### Data entries

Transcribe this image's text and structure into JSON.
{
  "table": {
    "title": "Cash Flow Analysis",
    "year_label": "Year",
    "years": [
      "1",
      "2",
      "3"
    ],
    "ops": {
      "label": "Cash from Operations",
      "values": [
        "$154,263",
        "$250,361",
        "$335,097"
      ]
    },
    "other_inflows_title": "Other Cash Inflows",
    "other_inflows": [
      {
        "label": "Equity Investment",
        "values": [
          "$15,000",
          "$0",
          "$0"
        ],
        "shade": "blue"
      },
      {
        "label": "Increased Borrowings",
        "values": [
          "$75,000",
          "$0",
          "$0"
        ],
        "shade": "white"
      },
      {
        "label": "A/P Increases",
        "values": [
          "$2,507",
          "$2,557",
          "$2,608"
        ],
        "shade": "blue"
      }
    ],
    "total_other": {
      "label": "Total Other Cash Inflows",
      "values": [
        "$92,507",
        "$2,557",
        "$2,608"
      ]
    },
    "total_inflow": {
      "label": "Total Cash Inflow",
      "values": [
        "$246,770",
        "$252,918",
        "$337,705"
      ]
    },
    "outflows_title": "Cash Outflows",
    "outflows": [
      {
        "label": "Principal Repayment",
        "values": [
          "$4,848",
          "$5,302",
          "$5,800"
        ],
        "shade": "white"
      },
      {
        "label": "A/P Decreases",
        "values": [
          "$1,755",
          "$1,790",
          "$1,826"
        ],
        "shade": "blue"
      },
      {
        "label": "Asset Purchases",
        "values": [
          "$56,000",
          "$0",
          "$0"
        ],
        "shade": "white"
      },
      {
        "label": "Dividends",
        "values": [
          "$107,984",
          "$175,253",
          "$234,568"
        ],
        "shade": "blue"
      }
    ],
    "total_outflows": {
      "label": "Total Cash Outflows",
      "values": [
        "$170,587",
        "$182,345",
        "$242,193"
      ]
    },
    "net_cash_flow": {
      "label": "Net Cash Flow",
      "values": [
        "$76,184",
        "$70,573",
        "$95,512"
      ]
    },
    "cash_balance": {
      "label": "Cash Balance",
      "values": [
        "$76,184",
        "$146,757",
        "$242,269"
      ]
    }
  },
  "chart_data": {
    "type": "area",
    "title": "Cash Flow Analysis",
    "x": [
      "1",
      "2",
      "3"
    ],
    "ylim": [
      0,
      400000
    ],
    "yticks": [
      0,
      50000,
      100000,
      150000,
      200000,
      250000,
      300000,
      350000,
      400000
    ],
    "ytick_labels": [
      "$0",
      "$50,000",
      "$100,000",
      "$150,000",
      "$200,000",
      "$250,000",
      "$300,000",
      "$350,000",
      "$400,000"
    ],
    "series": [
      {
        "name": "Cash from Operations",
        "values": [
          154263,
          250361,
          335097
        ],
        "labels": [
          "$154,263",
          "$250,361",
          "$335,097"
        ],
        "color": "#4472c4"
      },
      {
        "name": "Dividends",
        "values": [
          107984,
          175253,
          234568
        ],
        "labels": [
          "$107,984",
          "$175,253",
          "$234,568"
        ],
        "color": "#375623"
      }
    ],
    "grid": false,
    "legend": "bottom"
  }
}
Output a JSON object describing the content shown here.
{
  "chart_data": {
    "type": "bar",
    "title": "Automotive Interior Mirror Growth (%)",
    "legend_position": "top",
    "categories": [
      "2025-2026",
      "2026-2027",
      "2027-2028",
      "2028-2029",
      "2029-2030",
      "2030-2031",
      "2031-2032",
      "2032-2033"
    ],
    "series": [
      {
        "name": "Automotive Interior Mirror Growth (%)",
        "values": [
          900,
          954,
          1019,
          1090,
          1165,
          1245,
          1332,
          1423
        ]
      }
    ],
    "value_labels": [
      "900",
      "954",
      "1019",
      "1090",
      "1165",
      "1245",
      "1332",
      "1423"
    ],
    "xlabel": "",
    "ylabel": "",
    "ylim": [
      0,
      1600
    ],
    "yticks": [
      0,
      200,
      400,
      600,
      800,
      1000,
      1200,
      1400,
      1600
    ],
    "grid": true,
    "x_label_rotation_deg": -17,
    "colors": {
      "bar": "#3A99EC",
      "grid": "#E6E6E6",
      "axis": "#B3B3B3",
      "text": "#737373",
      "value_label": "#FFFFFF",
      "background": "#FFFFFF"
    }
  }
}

######

*Your objective:* Count the lines of these entries that hold the string "name", and give only that number.

*Final result:* 3